_TEXT SEGMENT_.
►

A typical story arc follows a standard formula:

  • Someone who would like to kill himself for some insane reason finds Hunter and Arc.
  • Said someone tells them his story and why he wants to die.
  • Arc tries to talk him out of it until he says or does something that convinces Arc that he's beyond redemption.
  • Hunter plots their client's Karmic Death.
  • At the last minute the client changes his mind but Hunter ensures that he follows through (yelling "Nonrefundable" to a jumper or throwing Arc's shoe at him if that doesn't work for example).
  • Later Hunter and Arc usually find a brief article about their client's gruesome suicide.

More plot-significant arcs are more complex and don't always follow that formula, though the client always dies.

Found here.


This webcomic provides examples of the following:

  • Adults Are Useless: Why they haven't been caught yet.
  • A Good Name for a Rock Band: An occasional running gag.

◄

_PROVIDED INFORMATION_.
►

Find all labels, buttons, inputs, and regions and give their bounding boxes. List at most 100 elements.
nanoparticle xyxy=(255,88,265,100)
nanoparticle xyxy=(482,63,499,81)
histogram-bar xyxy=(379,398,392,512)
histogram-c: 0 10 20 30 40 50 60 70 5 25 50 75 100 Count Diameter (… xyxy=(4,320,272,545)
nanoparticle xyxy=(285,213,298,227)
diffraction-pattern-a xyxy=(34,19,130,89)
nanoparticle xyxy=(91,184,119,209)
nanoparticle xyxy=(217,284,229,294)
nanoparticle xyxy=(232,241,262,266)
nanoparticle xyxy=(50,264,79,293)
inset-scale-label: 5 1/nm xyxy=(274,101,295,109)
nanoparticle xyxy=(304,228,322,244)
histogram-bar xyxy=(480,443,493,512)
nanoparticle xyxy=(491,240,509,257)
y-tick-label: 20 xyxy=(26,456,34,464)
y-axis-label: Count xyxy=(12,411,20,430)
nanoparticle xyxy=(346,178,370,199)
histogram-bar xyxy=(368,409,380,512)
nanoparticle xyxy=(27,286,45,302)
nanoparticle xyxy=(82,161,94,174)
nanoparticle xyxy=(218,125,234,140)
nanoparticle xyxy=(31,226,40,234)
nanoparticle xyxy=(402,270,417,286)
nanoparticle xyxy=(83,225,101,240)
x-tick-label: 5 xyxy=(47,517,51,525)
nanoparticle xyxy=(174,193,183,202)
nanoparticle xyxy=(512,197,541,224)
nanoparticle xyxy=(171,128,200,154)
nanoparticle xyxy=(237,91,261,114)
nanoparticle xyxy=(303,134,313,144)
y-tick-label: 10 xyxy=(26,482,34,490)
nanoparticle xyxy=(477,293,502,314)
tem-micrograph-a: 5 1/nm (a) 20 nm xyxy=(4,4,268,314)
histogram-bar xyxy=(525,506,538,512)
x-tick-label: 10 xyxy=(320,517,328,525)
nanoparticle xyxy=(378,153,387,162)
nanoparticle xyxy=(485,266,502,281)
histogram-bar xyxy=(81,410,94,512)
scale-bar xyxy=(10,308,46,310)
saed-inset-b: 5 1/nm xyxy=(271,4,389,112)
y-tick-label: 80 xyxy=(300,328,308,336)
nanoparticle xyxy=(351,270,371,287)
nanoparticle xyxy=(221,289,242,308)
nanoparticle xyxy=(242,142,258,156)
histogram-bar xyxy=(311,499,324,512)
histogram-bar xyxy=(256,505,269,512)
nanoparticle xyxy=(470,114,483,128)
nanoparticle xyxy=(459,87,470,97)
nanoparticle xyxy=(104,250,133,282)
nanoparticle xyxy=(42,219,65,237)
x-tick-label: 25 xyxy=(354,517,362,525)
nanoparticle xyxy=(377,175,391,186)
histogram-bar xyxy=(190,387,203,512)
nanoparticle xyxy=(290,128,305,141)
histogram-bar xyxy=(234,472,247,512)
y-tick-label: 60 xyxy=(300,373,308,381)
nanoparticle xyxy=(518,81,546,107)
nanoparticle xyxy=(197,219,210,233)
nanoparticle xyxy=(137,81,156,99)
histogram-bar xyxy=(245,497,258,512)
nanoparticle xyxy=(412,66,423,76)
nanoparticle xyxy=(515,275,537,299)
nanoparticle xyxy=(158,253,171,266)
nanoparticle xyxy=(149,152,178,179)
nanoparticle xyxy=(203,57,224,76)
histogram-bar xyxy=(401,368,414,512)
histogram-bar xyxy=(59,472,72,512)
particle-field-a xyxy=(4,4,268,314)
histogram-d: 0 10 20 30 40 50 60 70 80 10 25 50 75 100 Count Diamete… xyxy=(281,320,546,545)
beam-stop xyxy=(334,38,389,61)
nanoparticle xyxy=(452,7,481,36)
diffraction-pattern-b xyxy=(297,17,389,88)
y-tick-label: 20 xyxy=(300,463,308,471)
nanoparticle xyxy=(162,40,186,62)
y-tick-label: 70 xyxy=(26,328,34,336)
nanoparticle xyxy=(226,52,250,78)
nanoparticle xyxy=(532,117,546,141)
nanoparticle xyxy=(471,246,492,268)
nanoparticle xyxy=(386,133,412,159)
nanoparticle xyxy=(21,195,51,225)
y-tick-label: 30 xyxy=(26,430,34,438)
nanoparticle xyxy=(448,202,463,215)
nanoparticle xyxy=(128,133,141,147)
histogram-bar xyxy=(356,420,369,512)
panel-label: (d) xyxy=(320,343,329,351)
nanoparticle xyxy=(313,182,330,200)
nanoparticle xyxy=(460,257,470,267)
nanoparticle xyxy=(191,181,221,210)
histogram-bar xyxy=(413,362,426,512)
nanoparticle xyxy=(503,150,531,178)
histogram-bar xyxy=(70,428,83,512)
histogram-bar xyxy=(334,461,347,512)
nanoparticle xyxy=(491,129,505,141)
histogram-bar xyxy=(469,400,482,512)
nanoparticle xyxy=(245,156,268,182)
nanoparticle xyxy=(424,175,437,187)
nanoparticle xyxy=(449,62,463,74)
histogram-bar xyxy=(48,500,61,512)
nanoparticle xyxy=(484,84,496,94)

◄

_EXERCISE INSTRUCTIONS_.
• A. In the webcomic description, what does Hunter yell at a jumper who changes his mind at the last minute?
• B. Continue the webcomic description from its last line.

_ANSWERS PROVIDED_.
• A. "Nonrefundable."

• B.
  • And This Is for...: Arcturus and Hunter's Roaring Rampage of Revenge on Ty
  • Art Evolution: The author said in an interview that his drawing style changed so much that one of the earlier characters wasn't recognized when they returned later in the comic.
  • Art Shift: Crudely-drawn cartoons are used in a flashback sequence to demonstrate how feebly the character is lying.
  • Artistic License – Religion: Hunter (and therefore, presumably, the author) seems to be talking about the entire Christian faith during his rant against the religious right.
  • Asshole Victim: Most of the people who hire them.
  • Ate His Gun:
  • Author Tract: He really hates lying. (Link is to part of the second arc IN A ROW to contain an anti-lying Author Tract.) Also the part with the pregnant woman they refuse to kill.
    • This actually induces a bit of Values Dissonance within the comic as well. For example, no one was especially upset when a girl claimed to have had sex on her grandmother's gravestone, but they were all absolutely scandalized to find out that the event never actually happened. Granted, this came out during a massive reveal of just how much she'd been lying to everyone, but the fact still holds that within the comic, dishonesty is apparently worse than desecration.
  • Badass Adorable: Arcturus. C'mon, look at those big soft Puppy-Dog Eyes of his!
  • Body Horror: The result of a botched Shotgun in the mouth.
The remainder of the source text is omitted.